▸ **Instruction**: Write the records below out in full, character for character, with no pictures.

..............................

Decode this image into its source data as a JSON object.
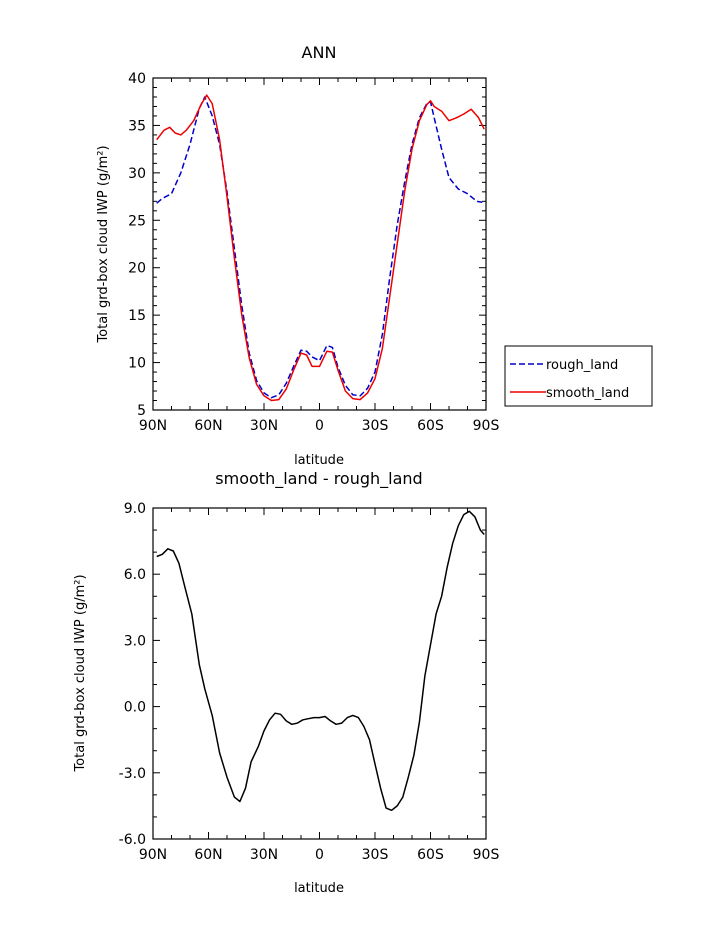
{
  "chart_data": [
    {
      "type": "line",
      "title": "ANN",
      "xlabel": "latitude",
      "ylabel": "Total grd-box cloud IWP (g/m²)",
      "x_tick_labels": [
        "90N",
        "60N",
        "30N",
        "0",
        "30S",
        "60S",
        "90S"
      ],
      "x_ticks": [
        90,
        60,
        30,
        0,
        -30,
        -60,
        -90
      ],
      "xlim": [
        90,
        -90
      ],
      "ylim": [
        5,
        40
      ],
      "y_ticks": [
        5,
        10,
        15,
        20,
        25,
        30,
        35,
        40
      ],
      "legend_placement": "right",
      "series": [
        {
          "name": "rough_land",
          "color": "#0000cc",
          "dash": true,
          "x": [
            88,
            85,
            80,
            75,
            70,
            65,
            62,
            58,
            54,
            50,
            46,
            42,
            38,
            34,
            30,
            26,
            22,
            18,
            14,
            10,
            7,
            4,
            0,
            -4,
            -7,
            -10,
            -14,
            -18,
            -22,
            -26,
            -30,
            -34,
            -38,
            -42,
            -46,
            -50,
            -54,
            -58,
            -60,
            -62,
            -66,
            -70,
            -75,
            -80,
            -85,
            -88
          ],
          "y": [
            26.8,
            27.3,
            27.8,
            30,
            33,
            36.8,
            38,
            36,
            33,
            28,
            22,
            16,
            11,
            8.1,
            6.8,
            6.3,
            6.6,
            7.8,
            9.6,
            11.3,
            11.2,
            10.6,
            10.2,
            11.8,
            11.6,
            9.5,
            7.6,
            6.6,
            6.5,
            7.3,
            9,
            13,
            19,
            24.5,
            29,
            33,
            35.8,
            37.3,
            37.5,
            35.8,
            32.5,
            29.5,
            28.3,
            27.8,
            27,
            26.9
          ]
        },
        {
          "name": "smooth_land",
          "color": "#ee0000",
          "dash": false,
          "x": [
            88,
            84,
            81,
            78,
            75,
            72,
            68,
            64,
            61,
            58,
            54,
            50,
            46,
            42,
            38,
            34,
            30,
            26,
            22,
            18,
            14,
            10,
            7,
            4,
            0,
            -4,
            -7,
            -10,
            -14,
            -18,
            -22,
            -26,
            -30,
            -34,
            -38,
            -42,
            -46,
            -50,
            -54,
            -58,
            -60,
            -62,
            -66,
            -70,
            -74,
            -78,
            -82,
            -86,
            -89
          ],
          "y": [
            33.5,
            34.5,
            34.8,
            34.2,
            34,
            34.5,
            35.5,
            37.2,
            38.2,
            37.3,
            33.5,
            27.5,
            21,
            15,
            10.5,
            7.7,
            6.5,
            6,
            6.1,
            7.2,
            9.2,
            11,
            10.8,
            9.6,
            9.6,
            11.2,
            11.1,
            9.2,
            7,
            6.2,
            6.1,
            6.8,
            8.3,
            11.5,
            17,
            22.5,
            28,
            32.5,
            35.5,
            37.2,
            37.6,
            37,
            36.5,
            35.5,
            35.8,
            36.2,
            36.7,
            35.8,
            34.6
          ]
        }
      ]
    },
    {
      "type": "line",
      "title": "smooth_land - rough_land",
      "xlabel": "latitude",
      "ylabel": "Total grd-box cloud IWP (g/m²)",
      "x_tick_labels": [
        "90N",
        "60N",
        "30N",
        "0",
        "30S",
        "60S",
        "90S"
      ],
      "x_ticks": [
        90,
        60,
        30,
        0,
        -30,
        -60,
        -90
      ],
      "xlim": [
        90,
        -90
      ],
      "ylim": [
        -6,
        9
      ],
      "y_ticks": [
        -6,
        -3,
        0,
        3,
        6,
        9
      ],
      "y_tick_labels": [
        "-6.0",
        "-3.0",
        "0.0",
        "3.0",
        "6.0",
        "9.0"
      ],
      "series": [
        {
          "name": "",
          "color": "#000000",
          "dash": false,
          "x": [
            88,
            85,
            82,
            79,
            76,
            73,
            69,
            65,
            62,
            58,
            54,
            50,
            46,
            43,
            40,
            37,
            33,
            30,
            27,
            24,
            21,
            18,
            15,
            12,
            9,
            6,
            3,
            0,
            -3,
            -6,
            -9,
            -12,
            -15,
            -18,
            -21,
            -24,
            -27,
            -30,
            -33,
            -36,
            -39,
            -42,
            -45,
            -48,
            -51,
            -54,
            -57,
            -60,
            -63,
            -66,
            -69,
            -72,
            -75,
            -78,
            -81,
            -84,
            -87,
            -89
          ],
          "y": [
            6.8,
            6.9,
            7.15,
            7.05,
            6.5,
            5.5,
            4.2,
            1.9,
            0.8,
            -0.4,
            -2.1,
            -3.2,
            -4.1,
            -4.3,
            -3.7,
            -2.5,
            -1.8,
            -1.1,
            -0.6,
            -0.3,
            -0.35,
            -0.65,
            -0.8,
            -0.75,
            -0.6,
            -0.55,
            -0.5,
            -0.5,
            -0.45,
            -0.65,
            -0.8,
            -0.75,
            -0.5,
            -0.4,
            -0.5,
            -0.9,
            -1.5,
            -2.6,
            -3.7,
            -4.6,
            -4.7,
            -4.5,
            -4.1,
            -3.2,
            -2.2,
            -0.7,
            1.4,
            2.8,
            4.2,
            5.0,
            6.3,
            7.4,
            8.2,
            8.7,
            8.85,
            8.6,
            8.0,
            7.8
          ]
        }
      ]
    }
  ]
}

..............................

▸ **Solution to the exercise**:
Decode this image into its source data as a JSON object.
{
  "chart_data": [
    {
      "type": "line",
      "title": "ANN",
      "xlabel": "latitude",
      "ylabel": "Total grd-box cloud IWP (g/m²)",
      "x_tick_labels": [
        "90N",
        "60N",
        "30N",
        "0",
        "30S",
        "60S",
        "90S"
      ],
      "x_ticks": [
        90,
        60,
        30,
        0,
        -30,
        -60,
        -90
      ],
      "xlim": [
        90,
        -90
      ],
      "ylim": [
        5,
        40
      ],
      "y_ticks": [
        5,
        10,
        15,
        20,
        25,
        30,
        35,
        40
      ],
      "legend_placement": "right",
      "series": [
        {
          "name": "rough_land",
          "color": "#0000cc",
          "dash": true,
          "x": [
            88,
            85,
            80,
            75,
            70,
            65,
            62,
            58,
            54,
            50,
            46,
            42,
            38,
            34,
            30,
            26,
            22,
            18,
            14,
            10,
            7,
            4,
            0,
            -4,
            -7,
            -10,
            -14,
            -18,
            -22,
            -26,
            -30,
            -34,
            -38,
            -42,
            -46,
            -50,
            -54,
            -58,
            -60,
            -62,
            -66,
            -70,
            -75,
            -80,
            -85,
            -88
          ],
          "y": [
            26.8,
            27.3,
            27.8,
            30,
            33,
            36.8,
            38,
            36,
            33,
            28,
            22,
            16,
            11,
            8.1,
            6.8,
            6.3,
            6.6,
            7.8,
            9.6,
            11.3,
            11.2,
            10.6,
            10.2,
            11.8,
            11.6,
            9.5,
            7.6,
            6.6,
            6.5,
            7.3,
            9,
            13,
            19,
            24.5,
            29,
            33,
            35.8,
            37.3,
            37.5,
            35.8,
            32.5,
            29.5,
            28.3,
            27.8,
            27,
            26.9
          ]
        },
        {
          "name": "smooth_land",
          "color": "#ee0000",
          "dash": false,
          "x": [
            88,
            84,
            81,
            78,
            75,
            72,
            68,
            64,
            61,
            58,
            54,
            50,
            46,
            42,
            38,
            34,
            30,
            26,
            22,
            18,
            14,
            10,
            7,
            4,
            0,
            -4,
            -7,
            -10,
            -14,
            -18,
            -22,
            -26,
            -30,
            -34,
            -38,
            -42,
            -46,
            -50,
            -54,
            -58,
            -60,
            -62,
            -66,
            -70,
            -74,
            -78,
            -82,
            -86,
            -89
          ],
          "y": [
            33.5,
            34.5,
            34.8,
            34.2,
            34,
            34.5,
            35.5,
            37.2,
            38.2,
            37.3,
            33.5,
            27.5,
            21,
            15,
            10.5,
            7.7,
            6.5,
            6,
            6.1,
            7.2,
            9.2,
            11,
            10.8,
            9.6,
            9.6,
            11.2,
            11.1,
            9.2,
            7,
            6.2,
            6.1,
            6.8,
            8.3,
            11.5,
            17,
            22.5,
            28,
            32.5,
            35.5,
            37.2,
            37.6,
            37,
            36.5,
            35.5,
            35.8,
            36.2,
            36.7,
            35.8,
            34.6
          ]
        }
      ]
    },
    {
      "type": "line",
      "title": "smooth_land - rough_land",
      "xlabel": "latitude",
      "ylabel": "Total grd-box cloud IWP (g/m²)",
      "x_tick_labels": [
        "90N",
        "60N",
        "30N",
        "0",
        "30S",
        "60S",
        "90S"
      ],
      "x_ticks": [
        90,
        60,
        30,
        0,
        -30,
        -60,
        -90
      ],
      "xlim": [
        90,
        -90
      ],
      "ylim": [
        -6,
        9
      ],
      "y_ticks": [
        -6,
        -3,
        0,
        3,
        6,
        9
      ],
      "y_tick_labels": [
        "-6.0",
        "-3.0",
        "0.0",
        "3.0",
        "6.0",
        "9.0"
      ],
      "series": [
        {
          "name": "",
          "color": "#000000",
          "dash": false,
          "x": [
            88,
            85,
            82,
            79,
            76,
            73,
            69,
            65,
            62,
            58,
            54,
            50,
            46,
            43,
            40,
            37,
            33,
            30,
            27,
            24,
            21,
            18,
            15,
            12,
            9,
            6,
            3,
            0,
            -3,
            -6,
            -9,
            -12,
            -15,
            -18,
            -21,
            -24,
            -27,
            -30,
            -33,
            -36,
            -39,
            -42,
            -45,
            -48,
            -51,
            -54,
            -57,
            -60,
            -63,
            -66,
            -69,
            -72,
            -75,
            -78,
            -81,
            -84,
            -87,
            -89
          ],
          "y": [
            6.8,
            6.9,
            7.15,
            7.05,
            6.5,
            5.5,
            4.2,
            1.9,
            0.8,
            -0.4,
            -2.1,
            -3.2,
            -4.1,
            -4.3,
            -3.7,
            -2.5,
            -1.8,
            -1.1,
            -0.6,
            -0.3,
            -0.35,
            -0.65,
            -0.8,
            -0.75,
            -0.6,
            -0.55,
            -0.5,
            -0.5,
            -0.45,
            -0.65,
            -0.8,
            -0.75,
            -0.5,
            -0.4,
            -0.5,
            -0.9,
            -1.5,
            -2.6,
            -3.7,
            -4.6,
            -4.7,
            -4.5,
            -4.1,
            -3.2,
            -2.2,
            -0.7,
            1.4,
            2.8,
            4.2,
            5.0,
            6.3,
            7.4,
            8.2,
            8.7,
            8.85,
            8.6,
            8.0,
            7.8
          ]
        }
      ]
    }
  ]
}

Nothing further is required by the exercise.